### What to work on
For every line in the data below that contains "توانائی", copy the line.

[Stored records]
★ ★ ★ ★ ★ ★ ★

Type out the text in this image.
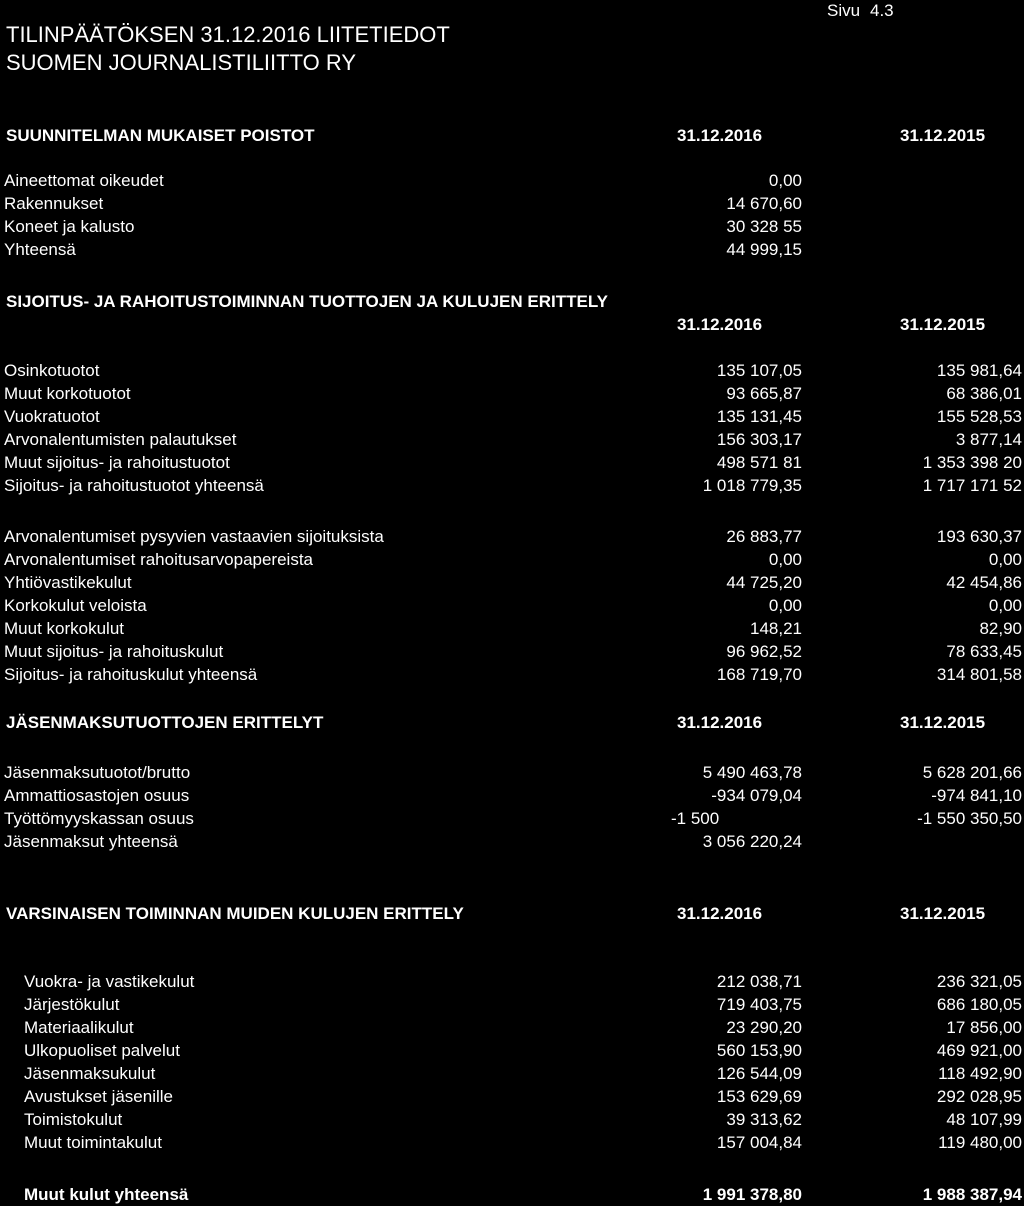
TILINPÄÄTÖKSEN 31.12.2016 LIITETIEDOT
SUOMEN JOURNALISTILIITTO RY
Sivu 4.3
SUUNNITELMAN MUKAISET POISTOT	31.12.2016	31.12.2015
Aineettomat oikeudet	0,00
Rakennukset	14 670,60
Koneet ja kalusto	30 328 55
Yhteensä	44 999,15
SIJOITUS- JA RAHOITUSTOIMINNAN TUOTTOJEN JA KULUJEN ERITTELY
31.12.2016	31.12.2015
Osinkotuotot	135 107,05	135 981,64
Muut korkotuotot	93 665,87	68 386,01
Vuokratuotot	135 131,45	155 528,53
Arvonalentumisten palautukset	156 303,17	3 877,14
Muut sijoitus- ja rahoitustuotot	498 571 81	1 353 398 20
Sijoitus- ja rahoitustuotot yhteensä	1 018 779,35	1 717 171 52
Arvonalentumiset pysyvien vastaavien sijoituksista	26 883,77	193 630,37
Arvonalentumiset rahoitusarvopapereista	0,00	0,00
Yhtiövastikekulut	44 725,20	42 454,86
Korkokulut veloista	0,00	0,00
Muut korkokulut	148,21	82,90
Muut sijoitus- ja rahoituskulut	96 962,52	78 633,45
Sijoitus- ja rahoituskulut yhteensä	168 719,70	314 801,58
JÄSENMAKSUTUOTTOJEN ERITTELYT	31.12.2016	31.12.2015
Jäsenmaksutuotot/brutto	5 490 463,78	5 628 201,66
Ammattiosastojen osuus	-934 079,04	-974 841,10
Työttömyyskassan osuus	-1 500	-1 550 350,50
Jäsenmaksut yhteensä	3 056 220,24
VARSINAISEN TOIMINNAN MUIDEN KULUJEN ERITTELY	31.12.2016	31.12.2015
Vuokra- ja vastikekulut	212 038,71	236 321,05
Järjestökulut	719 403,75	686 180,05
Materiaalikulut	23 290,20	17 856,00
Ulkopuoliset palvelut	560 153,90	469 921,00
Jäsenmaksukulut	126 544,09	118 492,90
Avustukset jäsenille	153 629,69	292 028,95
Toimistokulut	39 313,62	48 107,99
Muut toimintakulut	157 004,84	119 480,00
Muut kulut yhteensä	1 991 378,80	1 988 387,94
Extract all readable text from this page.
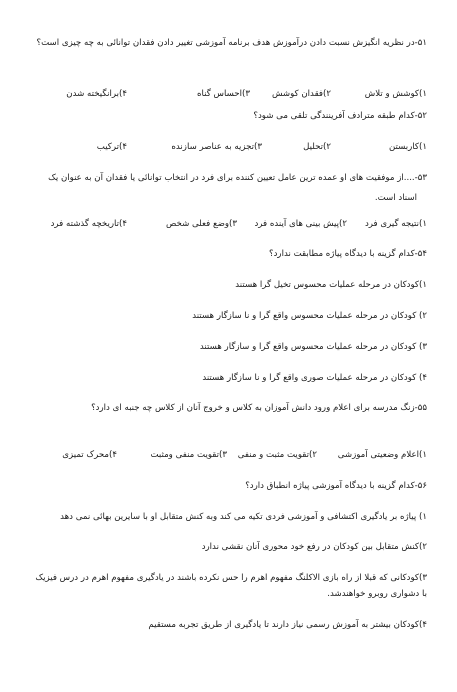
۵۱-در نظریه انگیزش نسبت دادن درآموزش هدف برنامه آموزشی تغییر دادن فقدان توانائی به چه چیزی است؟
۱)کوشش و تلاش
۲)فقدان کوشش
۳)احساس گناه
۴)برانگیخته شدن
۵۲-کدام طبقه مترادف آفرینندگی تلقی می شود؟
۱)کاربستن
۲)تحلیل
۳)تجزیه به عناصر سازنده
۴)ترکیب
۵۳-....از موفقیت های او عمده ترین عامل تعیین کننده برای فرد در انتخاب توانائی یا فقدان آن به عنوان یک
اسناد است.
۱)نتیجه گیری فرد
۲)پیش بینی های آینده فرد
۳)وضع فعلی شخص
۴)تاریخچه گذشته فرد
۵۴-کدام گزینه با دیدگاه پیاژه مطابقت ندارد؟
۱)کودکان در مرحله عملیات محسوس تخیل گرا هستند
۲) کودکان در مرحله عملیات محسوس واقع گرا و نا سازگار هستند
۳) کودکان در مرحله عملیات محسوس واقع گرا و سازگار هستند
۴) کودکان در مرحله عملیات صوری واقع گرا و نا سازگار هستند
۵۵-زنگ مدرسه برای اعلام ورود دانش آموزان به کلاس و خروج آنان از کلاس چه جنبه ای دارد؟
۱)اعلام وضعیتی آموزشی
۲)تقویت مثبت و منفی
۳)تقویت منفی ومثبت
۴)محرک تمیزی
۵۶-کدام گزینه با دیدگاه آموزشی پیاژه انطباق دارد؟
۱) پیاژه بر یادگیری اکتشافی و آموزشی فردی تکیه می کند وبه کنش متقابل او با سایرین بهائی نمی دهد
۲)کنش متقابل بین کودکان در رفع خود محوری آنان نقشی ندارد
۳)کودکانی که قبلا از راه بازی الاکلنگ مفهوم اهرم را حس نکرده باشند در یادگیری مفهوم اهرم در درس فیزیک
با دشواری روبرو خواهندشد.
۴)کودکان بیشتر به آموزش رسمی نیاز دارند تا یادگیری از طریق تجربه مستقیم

★ ★ ★ ★ ★ ★ ★

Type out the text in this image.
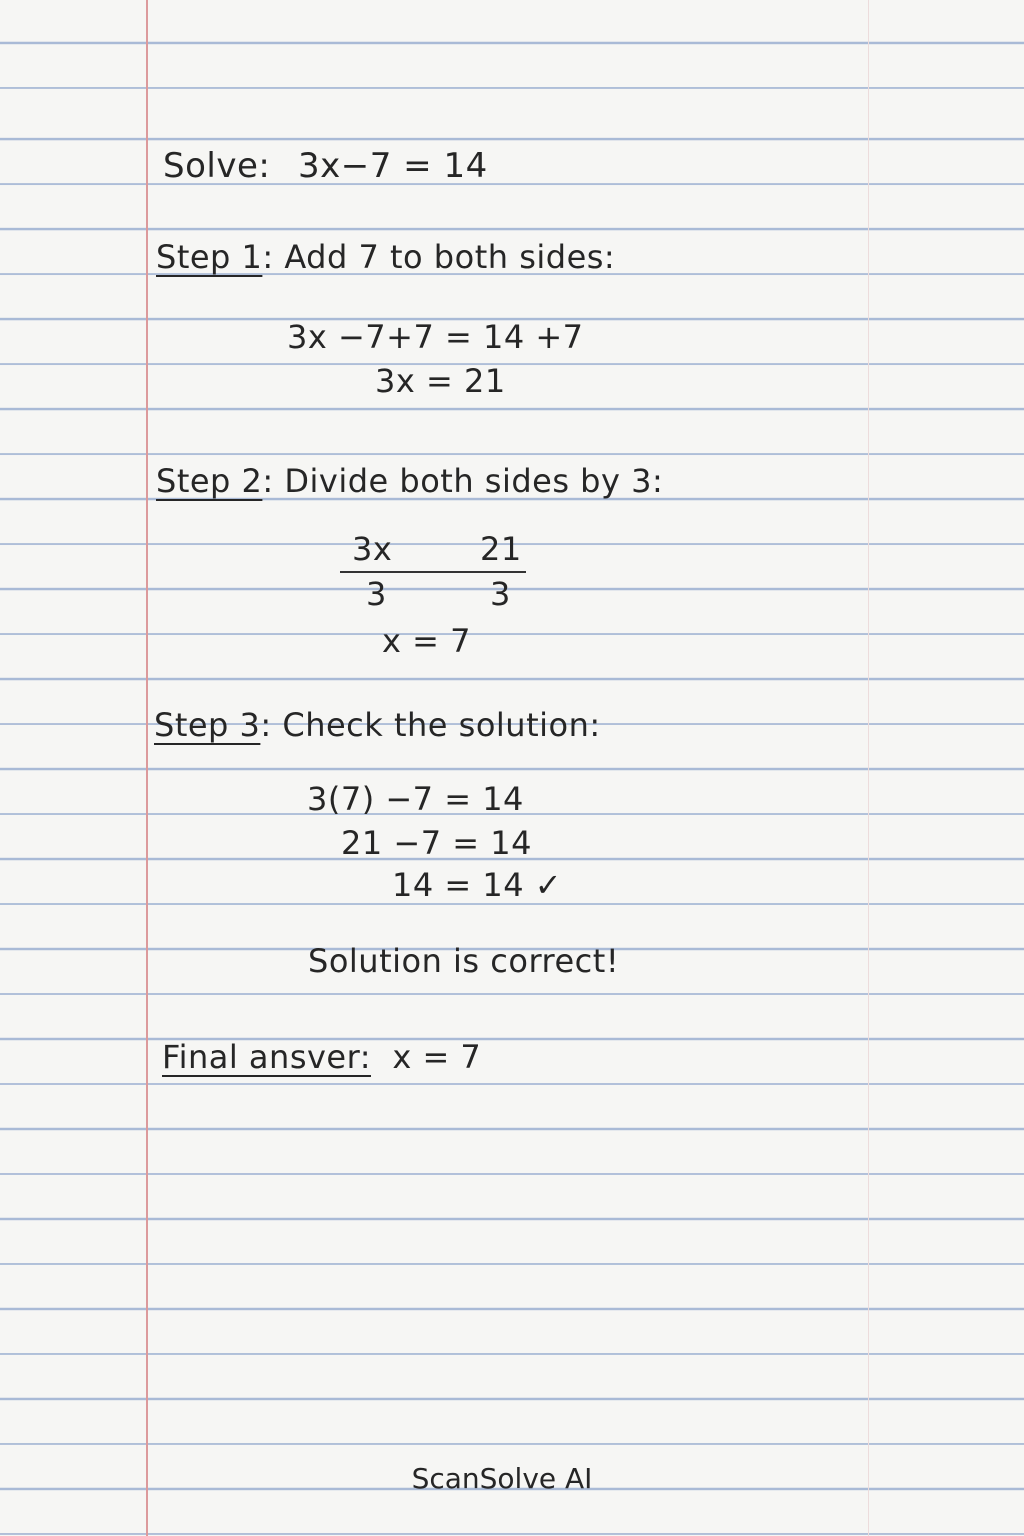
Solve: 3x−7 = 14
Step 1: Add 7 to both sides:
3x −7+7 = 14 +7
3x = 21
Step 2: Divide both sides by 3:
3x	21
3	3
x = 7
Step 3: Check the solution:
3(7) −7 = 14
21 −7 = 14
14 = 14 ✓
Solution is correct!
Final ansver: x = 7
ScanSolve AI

★ ★ ★ ★ ★ ★ ★

### Answer to this task
۵۱-در نظریه انگیزش نسبت دادن درآموزش هدف برنامه آموزشی تغییر دادن فقدان توانائی به چه چیزی است؟
۵۳-....از موفقیت های او عمده ترین عامل تعیین کننده برای فرد در انتخاب توانائی یا فقدان آن به عنوان یک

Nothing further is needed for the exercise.